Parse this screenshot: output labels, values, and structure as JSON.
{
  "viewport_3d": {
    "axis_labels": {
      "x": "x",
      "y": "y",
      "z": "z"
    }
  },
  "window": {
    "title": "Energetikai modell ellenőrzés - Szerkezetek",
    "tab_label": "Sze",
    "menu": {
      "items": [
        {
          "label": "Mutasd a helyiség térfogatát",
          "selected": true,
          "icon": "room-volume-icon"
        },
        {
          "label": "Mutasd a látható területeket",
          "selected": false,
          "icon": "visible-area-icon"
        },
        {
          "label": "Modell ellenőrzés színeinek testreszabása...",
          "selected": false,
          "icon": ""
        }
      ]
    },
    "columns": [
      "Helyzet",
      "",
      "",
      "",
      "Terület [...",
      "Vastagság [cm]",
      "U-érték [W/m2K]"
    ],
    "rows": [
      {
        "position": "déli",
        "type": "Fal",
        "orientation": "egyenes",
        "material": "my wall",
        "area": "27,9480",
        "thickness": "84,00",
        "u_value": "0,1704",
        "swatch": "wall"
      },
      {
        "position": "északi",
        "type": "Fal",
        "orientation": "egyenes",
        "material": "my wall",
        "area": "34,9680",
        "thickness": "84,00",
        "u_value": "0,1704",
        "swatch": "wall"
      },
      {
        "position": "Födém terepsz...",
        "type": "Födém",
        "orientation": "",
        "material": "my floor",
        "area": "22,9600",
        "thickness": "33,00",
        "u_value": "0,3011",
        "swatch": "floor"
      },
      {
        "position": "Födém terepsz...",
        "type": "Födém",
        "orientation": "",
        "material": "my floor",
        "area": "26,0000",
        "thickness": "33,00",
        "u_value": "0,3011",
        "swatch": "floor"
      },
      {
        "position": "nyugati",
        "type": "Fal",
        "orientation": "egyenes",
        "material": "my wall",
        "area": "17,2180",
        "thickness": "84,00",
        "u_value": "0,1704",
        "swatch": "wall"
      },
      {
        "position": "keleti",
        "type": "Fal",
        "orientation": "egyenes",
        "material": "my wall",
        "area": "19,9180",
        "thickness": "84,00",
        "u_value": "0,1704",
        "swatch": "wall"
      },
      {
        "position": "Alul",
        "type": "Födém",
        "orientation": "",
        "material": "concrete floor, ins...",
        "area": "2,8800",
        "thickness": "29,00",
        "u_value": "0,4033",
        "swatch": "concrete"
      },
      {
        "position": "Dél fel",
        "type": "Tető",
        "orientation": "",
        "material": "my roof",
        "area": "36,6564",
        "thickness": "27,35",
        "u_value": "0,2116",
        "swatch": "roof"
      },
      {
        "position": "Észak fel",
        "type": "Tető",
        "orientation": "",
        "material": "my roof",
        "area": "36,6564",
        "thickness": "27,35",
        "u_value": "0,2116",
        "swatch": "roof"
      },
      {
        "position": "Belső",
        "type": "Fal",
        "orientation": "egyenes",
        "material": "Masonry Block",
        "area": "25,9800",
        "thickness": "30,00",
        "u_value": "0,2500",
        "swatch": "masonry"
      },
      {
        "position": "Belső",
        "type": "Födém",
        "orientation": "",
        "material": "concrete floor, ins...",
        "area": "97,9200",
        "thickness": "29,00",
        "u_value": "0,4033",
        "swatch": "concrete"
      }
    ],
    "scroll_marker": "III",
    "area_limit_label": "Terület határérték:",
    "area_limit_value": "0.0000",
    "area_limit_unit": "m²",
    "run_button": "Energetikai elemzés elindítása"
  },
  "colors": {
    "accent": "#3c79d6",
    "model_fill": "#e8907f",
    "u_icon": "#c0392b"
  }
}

★ ★ ★ ★

Work to be completed —
Could you transcribe the records in full, exactly?

Final answer —
Parse this screenshot: output labels, values, and structure as JSON.
{
  "viewport_3d": {
    "axis_labels": {
      "x": "x",
      "y": "y",
      "z": "z"
    }
  },
  "window": {
    "title": "Energetikai modell ellenőrzés - Szerkezetek",
    "tab_label": "Sze",
    "menu": {
      "items": [
        {
          "label": "Mutasd a helyiség térfogatát",
          "selected": true,
          "icon": "room-volume-icon"
        },
        {
          "label": "Mutasd a látható területeket",
          "selected": false,
          "icon": "visible-area-icon"
        },
        {
          "label": "Modell ellenőrzés színeinek testreszabása...",
          "selected": false,
          "icon": ""
        }
      ]
    },
    "columns": [
      "Helyzet",
      "",
      "",
      "",
      "Terület [...",
      "Vastagság [cm]",
      "U-érték [W/m2K]"
    ],
    "rows": [
      {
        "position": "déli",
        "type": "Fal",
        "orientation": "egyenes",
        "material": "my wall",
        "area": "27,9480",
        "thickness": "84,00",
        "u_value": "0,1704",
        "swatch": "wall"
      },
      {
        "position": "északi",
        "type": "Fal",
        "orientation": "egyenes",
        "material": "my wall",
        "area": "34,9680",
        "thickness": "84,00",
        "u_value": "0,1704",
        "swatch": "wall"
      },
      {
        "position": "Födém terepsz...",
        "type": "Födém",
        "orientation": "",
        "material": "my floor",
        "area": "22,9600",
        "thickness": "33,00",
        "u_value": "0,3011",
        "swatch": "floor"
      },
      {
        "position": "Födém terepsz...",
        "type": "Födém",
        "orientation": "",
        "material": "my floor",
        "area": "26,0000",
        "thickness": "33,00",
        "u_value": "0,3011",
        "swatch": "floor"
      },
      {
        "position": "nyugati",
        "type": "Fal",
        "orientation": "egyenes",
        "material": "my wall",
        "area": "17,2180",
        "thickness": "84,00",
        "u_value": "0,1704",
        "swatch": "wall"
      },
      {
        "position": "keleti",
        "type": "Fal",
        "orientation": "egyenes",
        "material": "my wall",
        "area": "19,9180",
        "thickness": "84,00",
        "u_value": "0,1704",
        "swatch": "wall"
      },
      {
        "position": "Alul",
        "type": "Födém",
        "orientation": "",
        "material": "concrete floor, ins...",
        "area": "2,8800",
        "thickness": "29,00",
        "u_value": "0,4033",
        "swatch": "concrete"
      },
      {
        "position": "Dél fel",
        "type": "Tető",
        "orientation": "",
        "material": "my roof",
        "area": "36,6564",
        "thickness": "27,35",
        "u_value": "0,2116",
        "swatch": "roof"
      },
      {
        "position": "Észak fel",
        "type": "Tető",
        "orientation": "",
        "material": "my roof",
        "area": "36,6564",
        "thickness": "27,35",
        "u_value": "0,2116",
        "swatch": "roof"
      },
      {
        "position": "Belső",
        "type": "Fal",
        "orientation": "egyenes",
        "material": "Masonry Block",
        "area": "25,9800",
        "thickness": "30,00",
        "u_value": "0,2500",
        "swatch": "masonry"
      },
      {
        "position": "Belső",
        "type": "Födém",
        "orientation": "",
        "material": "concrete floor, ins...",
        "area": "97,9200",
        "thickness": "29,00",
        "u_value": "0,4033",
        "swatch": "concrete"
      }
    ],
    "scroll_marker": "III",
    "area_limit_label": "Terület határérték:",
    "area_limit_value": "0.0000",
    "area_limit_unit": "m²",
    "run_button": "Energetikai elemzés elindítása"
  },
  "colors": {
    "accent": "#3c79d6",
    "model_fill": "#e8907f",
    "u_icon": "#c0392b"
  }
}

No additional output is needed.